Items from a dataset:
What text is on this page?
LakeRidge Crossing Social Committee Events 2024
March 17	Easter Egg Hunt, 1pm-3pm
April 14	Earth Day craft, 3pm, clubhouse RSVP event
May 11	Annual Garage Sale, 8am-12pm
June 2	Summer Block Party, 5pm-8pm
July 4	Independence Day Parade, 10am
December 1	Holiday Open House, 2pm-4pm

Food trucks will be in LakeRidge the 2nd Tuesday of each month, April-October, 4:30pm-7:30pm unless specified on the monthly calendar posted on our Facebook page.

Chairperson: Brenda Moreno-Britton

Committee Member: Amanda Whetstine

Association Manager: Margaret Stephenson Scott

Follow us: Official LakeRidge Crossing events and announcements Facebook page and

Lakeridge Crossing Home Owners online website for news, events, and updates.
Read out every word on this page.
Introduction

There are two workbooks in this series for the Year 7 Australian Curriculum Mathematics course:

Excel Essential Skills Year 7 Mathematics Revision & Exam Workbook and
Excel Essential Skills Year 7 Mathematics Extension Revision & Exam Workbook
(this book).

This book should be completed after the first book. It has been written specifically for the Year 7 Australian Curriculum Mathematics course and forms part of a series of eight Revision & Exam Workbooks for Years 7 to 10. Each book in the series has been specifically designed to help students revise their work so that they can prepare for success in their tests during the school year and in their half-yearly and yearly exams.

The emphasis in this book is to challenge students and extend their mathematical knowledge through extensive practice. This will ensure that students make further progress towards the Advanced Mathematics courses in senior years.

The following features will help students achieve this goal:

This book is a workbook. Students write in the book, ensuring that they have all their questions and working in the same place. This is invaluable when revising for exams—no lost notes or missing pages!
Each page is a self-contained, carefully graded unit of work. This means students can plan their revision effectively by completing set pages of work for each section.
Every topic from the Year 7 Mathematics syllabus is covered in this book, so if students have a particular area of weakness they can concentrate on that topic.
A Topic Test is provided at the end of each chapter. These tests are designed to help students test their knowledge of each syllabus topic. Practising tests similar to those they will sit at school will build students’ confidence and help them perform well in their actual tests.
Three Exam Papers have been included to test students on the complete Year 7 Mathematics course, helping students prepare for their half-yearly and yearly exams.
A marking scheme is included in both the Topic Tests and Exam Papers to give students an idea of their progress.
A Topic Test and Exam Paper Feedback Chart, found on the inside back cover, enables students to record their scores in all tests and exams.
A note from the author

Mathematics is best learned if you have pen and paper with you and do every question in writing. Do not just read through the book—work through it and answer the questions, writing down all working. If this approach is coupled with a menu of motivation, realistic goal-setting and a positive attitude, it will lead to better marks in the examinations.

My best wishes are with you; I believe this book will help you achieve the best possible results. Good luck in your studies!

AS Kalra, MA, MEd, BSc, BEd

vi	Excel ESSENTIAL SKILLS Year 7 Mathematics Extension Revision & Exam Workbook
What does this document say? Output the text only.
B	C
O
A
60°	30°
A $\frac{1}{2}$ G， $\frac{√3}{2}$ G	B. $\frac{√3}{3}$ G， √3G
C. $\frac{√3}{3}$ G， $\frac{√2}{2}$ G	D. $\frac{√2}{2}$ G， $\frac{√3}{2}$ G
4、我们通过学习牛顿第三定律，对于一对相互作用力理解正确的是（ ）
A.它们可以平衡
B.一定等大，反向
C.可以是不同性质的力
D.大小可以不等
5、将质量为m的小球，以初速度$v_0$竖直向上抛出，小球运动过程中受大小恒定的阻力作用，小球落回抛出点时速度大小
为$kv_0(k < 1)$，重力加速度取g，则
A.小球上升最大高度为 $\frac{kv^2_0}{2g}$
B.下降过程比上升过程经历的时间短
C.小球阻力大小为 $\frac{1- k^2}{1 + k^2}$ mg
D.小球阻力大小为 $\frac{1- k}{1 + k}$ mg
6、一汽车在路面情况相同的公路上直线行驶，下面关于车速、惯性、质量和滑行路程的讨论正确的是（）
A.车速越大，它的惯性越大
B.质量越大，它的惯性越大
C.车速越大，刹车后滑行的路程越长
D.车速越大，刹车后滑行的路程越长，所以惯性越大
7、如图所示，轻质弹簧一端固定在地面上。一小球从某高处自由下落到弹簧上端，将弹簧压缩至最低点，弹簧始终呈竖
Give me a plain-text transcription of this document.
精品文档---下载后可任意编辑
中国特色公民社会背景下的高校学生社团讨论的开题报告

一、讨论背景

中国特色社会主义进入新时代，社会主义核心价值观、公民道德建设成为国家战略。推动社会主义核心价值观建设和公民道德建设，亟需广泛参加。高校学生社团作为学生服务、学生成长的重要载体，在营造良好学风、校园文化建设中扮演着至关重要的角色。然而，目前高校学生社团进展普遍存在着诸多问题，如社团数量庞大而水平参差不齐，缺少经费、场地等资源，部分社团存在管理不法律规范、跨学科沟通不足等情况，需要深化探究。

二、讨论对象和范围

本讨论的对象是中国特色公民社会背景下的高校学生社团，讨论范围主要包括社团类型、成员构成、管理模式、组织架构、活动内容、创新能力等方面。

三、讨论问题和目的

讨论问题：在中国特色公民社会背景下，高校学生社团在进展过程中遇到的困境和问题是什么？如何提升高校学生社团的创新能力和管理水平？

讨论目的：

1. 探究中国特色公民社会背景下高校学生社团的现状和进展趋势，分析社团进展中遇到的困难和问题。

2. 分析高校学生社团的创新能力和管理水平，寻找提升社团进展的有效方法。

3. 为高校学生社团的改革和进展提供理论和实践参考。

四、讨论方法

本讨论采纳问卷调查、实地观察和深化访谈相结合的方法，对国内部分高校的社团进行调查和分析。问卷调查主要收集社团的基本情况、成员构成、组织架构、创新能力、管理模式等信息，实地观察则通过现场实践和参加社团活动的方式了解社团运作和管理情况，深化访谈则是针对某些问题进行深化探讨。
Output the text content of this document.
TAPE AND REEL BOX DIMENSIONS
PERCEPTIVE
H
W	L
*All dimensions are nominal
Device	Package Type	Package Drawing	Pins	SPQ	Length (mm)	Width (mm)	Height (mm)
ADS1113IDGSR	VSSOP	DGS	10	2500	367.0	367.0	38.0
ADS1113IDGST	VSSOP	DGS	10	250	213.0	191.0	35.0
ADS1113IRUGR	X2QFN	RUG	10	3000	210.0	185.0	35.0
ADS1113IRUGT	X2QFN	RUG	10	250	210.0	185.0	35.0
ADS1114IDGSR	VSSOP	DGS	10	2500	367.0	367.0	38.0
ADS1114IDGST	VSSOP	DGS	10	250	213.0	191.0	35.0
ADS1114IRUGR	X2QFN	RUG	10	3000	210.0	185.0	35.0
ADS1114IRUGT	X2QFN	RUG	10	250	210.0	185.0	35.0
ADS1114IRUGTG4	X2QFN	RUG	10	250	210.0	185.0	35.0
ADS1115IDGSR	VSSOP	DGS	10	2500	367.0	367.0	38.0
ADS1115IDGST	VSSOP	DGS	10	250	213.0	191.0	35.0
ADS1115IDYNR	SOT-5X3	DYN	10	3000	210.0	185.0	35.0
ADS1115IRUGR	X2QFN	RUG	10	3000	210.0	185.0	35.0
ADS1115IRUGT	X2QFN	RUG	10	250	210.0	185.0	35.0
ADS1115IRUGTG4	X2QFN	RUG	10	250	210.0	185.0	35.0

EXERCISE: Going through the data, tally the lines containing "yearly" and report only the result.

WRITTEN SOLUTION: 2